### What this task involves
All entries must be extracted exactly, with nothing added or dropped.

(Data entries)
# # #
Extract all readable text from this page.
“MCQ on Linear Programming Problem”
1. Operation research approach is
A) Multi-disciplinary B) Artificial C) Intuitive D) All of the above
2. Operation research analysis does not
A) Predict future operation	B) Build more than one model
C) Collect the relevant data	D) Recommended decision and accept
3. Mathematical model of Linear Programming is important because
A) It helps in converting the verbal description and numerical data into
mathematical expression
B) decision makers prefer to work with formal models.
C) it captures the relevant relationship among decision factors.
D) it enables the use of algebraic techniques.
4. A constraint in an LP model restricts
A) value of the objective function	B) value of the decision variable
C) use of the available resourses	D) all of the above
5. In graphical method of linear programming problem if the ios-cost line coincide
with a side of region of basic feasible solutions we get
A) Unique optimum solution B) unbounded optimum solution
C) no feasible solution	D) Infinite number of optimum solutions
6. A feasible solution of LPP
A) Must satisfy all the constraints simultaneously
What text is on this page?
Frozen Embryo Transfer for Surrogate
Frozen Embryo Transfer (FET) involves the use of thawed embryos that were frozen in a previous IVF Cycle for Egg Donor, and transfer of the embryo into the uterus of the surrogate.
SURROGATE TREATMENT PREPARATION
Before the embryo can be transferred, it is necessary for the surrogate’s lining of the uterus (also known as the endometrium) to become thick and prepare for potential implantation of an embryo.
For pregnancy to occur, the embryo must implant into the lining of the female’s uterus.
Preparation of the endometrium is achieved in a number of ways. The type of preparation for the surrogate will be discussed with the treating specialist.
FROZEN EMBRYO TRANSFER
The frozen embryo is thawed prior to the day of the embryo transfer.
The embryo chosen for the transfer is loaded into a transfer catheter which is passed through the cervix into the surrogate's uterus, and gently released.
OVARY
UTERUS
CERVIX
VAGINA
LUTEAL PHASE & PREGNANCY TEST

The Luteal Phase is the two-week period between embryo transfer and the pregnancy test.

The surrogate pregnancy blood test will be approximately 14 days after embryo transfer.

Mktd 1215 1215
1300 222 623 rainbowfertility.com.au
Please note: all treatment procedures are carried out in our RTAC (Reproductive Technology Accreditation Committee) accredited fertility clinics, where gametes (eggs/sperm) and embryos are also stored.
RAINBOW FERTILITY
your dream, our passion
# # #
### Result below
Extract all readable text from this page.
“MCQ on Linear Programming Problem”
1. Operation research approach is
A) Multi-disciplinary B) Artificial C) Intuitive D) All of the above
2. Operation research analysis does not
A) Predict future operation	B) Build more than one model
C) Collect the relevant data	D) Recommended decision and accept
3. Mathematical model of Linear Programming is important because
A) It helps in converting the verbal description and numerical data into
mathematical expression
B) decision makers prefer to work with formal models.
C) it captures the relevant relationship among decision factors.
D) it enables the use of algebraic techniques.
4. A constraint in an LP model restricts
A) value of the objective function	B) value of the decision variable
C) use of the available resourses	D) all of the above
5. In graphical method of linear programming problem if the ios-cost line coincide
with a side of region of basic feasible solutions we get
A) Unique optimum solution B) unbounded optimum solution
C) no feasible solution	D) Infinite number of optimum solutions
6. A feasible solution of LPP
A) Must satisfy all the constraints simultaneously
What text is on this page?
Frozen Embryo Transfer for Surrogate
Frozen Embryo Transfer (FET) involves the use of thawed embryos that were frozen in a previous IVF Cycle for Egg Donor, and transfer of the embryo into the uterus of the surrogate.
SURROGATE TREATMENT PREPARATION
Before the embryo can be transferred, it is necessary for the surrogate’s lining of the uterus (also known as the endometrium) to become thick and prepare for potential implantation of an embryo.
For pregnancy to occur, the embryo must implant into the lining of the female’s uterus.
Preparation of the endometrium is achieved in a number of ways. The type of preparation for the surrogate will be discussed with the treating specialist.
FROZEN EMBRYO TRANSFER
The frozen embryo is thawed prior to the day of the embryo transfer.
The embryo chosen for the transfer is loaded into a transfer catheter which is passed through the cervix into the surrogate's uterus, and gently released.
OVARY
UTERUS
CERVIX
VAGINA
LUTEAL PHASE & PREGNANCY TEST

The Luteal Phase is the two-week period between embryo transfer and the pregnancy test.

The surrogate pregnancy blood test will be approximately 14 days after embryo transfer.

Mktd 1215 1215
1300 222 623 rainbowfertility.com.au
Please note: all treatment procedures are carried out in our RTAC (Reproductive Technology Accreditation Committee) accredited fertility clinics, where gametes (eggs/sperm) and embryos are also stored.
RAINBOW FERTILITY
your dream, our passion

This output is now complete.